**AIM OF THE EXERCISE**
Please report every line from the material that contains the word "content".

Excerpt from a dataset
-----
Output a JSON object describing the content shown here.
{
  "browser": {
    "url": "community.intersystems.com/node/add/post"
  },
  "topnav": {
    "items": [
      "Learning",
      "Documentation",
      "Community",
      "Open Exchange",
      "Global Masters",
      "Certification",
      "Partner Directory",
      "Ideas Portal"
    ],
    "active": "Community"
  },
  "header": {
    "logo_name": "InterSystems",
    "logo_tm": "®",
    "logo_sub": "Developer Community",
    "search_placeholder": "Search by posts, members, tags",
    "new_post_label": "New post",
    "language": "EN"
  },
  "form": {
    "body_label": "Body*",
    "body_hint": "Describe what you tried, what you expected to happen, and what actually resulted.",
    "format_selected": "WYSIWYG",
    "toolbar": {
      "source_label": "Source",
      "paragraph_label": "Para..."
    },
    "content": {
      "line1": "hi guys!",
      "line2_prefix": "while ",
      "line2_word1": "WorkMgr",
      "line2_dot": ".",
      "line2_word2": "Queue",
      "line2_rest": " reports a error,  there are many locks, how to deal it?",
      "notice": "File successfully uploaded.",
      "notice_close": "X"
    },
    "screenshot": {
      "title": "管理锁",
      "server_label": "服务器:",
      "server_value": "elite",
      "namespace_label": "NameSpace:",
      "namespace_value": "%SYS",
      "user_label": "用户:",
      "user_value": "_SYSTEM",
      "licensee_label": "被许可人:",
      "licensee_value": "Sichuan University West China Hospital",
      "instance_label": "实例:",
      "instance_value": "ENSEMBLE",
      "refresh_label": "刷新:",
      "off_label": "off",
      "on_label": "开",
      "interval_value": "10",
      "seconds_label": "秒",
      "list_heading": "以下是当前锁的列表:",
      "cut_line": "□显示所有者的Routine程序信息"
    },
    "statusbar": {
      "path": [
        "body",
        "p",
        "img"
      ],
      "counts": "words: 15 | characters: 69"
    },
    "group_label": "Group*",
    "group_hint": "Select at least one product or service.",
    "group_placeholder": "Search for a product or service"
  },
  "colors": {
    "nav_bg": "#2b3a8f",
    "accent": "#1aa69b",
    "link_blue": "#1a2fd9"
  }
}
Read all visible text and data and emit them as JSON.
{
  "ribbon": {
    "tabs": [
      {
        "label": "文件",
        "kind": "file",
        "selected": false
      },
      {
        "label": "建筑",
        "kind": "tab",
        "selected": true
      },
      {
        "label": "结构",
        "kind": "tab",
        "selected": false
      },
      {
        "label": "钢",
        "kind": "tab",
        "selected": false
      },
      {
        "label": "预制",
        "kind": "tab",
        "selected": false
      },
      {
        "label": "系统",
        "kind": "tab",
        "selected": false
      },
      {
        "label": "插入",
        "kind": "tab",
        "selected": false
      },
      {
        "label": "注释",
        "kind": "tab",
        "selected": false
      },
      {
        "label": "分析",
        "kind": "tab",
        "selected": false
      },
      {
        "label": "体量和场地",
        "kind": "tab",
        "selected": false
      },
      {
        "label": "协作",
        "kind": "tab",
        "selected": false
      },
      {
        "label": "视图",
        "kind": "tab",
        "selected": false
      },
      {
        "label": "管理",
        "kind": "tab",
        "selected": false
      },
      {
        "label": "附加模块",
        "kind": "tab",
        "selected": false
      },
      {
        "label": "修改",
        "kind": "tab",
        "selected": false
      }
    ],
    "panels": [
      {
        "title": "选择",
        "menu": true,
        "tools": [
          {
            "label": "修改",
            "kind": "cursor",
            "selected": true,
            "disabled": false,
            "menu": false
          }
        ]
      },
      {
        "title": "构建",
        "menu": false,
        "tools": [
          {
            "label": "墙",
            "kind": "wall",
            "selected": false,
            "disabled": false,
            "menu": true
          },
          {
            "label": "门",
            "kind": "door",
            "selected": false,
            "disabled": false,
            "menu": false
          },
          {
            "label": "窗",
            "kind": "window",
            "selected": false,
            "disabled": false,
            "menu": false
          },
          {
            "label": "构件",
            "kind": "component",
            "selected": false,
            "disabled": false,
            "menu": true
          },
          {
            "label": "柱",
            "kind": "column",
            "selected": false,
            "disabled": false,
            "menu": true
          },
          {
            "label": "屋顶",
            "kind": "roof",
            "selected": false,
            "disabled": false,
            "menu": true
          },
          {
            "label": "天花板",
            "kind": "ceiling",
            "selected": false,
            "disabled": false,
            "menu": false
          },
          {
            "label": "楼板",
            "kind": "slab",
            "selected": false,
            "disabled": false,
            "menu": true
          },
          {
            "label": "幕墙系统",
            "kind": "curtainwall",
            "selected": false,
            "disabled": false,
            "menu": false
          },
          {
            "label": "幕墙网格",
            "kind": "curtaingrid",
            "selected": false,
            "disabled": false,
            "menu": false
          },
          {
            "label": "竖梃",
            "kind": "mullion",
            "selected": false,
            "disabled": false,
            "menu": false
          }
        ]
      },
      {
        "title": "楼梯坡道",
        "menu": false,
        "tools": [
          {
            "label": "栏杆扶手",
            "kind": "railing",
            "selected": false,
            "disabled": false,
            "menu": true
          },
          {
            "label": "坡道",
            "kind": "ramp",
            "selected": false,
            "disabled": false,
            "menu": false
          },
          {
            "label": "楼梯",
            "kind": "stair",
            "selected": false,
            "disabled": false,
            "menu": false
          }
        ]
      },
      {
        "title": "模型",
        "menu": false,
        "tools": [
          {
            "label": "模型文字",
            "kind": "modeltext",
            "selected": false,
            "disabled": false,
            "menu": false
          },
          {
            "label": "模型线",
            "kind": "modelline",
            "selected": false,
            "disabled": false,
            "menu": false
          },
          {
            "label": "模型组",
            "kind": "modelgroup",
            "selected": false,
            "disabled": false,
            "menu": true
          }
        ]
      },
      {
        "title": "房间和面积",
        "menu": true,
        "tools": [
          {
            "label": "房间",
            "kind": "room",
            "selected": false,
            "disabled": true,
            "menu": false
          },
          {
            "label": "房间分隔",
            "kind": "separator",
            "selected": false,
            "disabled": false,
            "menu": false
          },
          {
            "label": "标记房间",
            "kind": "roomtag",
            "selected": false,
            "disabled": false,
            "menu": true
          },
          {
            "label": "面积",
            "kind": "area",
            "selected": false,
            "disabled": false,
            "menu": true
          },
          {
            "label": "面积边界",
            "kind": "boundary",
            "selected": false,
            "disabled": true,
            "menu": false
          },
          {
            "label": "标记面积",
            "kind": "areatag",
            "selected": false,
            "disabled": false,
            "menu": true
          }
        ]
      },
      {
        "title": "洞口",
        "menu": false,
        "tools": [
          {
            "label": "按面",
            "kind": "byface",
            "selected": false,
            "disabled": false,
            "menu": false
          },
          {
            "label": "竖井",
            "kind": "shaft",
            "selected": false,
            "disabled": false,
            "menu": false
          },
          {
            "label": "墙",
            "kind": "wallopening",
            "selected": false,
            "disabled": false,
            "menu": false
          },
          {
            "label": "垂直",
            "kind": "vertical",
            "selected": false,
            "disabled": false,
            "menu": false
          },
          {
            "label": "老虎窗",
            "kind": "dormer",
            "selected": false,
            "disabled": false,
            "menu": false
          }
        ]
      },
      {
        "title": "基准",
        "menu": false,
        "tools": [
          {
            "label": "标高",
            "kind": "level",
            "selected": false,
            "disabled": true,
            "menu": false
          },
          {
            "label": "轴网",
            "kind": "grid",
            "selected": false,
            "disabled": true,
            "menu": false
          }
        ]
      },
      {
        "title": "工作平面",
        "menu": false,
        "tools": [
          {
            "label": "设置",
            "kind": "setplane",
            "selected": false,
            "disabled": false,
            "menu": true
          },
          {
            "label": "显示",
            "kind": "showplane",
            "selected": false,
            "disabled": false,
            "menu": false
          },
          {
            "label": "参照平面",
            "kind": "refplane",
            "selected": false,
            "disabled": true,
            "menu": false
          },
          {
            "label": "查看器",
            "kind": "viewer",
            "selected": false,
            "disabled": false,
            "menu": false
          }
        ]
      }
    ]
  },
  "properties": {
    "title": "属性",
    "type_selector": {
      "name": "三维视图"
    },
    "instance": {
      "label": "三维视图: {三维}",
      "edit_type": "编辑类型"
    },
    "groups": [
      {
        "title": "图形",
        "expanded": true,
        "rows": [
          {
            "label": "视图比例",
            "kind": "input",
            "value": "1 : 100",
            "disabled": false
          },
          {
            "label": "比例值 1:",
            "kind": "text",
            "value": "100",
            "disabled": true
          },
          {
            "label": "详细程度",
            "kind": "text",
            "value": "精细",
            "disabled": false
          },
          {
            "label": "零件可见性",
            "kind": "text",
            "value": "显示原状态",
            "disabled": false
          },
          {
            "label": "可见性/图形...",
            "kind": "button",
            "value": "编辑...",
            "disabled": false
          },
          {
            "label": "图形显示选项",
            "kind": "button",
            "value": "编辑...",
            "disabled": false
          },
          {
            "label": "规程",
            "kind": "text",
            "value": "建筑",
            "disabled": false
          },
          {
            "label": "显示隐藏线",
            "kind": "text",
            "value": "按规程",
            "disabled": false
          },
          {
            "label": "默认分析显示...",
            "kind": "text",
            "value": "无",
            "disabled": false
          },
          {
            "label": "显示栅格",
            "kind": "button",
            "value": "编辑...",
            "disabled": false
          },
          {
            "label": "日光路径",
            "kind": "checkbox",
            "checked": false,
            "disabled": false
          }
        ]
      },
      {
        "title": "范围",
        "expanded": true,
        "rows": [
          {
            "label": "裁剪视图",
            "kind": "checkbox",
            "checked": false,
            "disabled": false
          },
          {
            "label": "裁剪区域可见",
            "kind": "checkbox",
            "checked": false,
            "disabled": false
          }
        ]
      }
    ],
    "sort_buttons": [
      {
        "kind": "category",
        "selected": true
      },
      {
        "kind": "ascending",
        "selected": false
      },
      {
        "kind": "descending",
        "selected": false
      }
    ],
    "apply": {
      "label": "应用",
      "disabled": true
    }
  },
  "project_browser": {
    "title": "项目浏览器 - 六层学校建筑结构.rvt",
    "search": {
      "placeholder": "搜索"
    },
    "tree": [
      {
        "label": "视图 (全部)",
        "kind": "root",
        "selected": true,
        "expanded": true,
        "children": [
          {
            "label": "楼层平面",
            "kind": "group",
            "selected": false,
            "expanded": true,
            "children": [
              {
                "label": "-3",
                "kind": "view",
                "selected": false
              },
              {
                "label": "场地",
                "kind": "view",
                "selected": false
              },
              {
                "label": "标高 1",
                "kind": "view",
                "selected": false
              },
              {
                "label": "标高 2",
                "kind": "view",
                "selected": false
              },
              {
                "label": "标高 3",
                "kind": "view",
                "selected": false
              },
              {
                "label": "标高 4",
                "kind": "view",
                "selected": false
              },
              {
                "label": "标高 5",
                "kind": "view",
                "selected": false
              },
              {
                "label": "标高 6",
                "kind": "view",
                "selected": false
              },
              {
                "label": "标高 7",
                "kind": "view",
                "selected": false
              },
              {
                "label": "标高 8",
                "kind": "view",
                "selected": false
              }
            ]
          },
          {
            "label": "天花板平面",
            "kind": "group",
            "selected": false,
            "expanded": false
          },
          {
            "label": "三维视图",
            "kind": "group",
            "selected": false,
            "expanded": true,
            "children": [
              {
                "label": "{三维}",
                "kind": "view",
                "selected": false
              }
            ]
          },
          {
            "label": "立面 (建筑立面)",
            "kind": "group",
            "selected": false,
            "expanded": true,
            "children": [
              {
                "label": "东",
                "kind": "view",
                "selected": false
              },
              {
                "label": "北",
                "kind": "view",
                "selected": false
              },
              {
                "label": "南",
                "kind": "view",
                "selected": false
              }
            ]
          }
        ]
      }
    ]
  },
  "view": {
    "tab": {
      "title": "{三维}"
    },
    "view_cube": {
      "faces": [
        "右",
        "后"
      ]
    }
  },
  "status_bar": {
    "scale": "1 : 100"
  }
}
-----
**SOLUTION TO THIS PROBLEM**
Output a JSON object describing the content shown here.
    "content": {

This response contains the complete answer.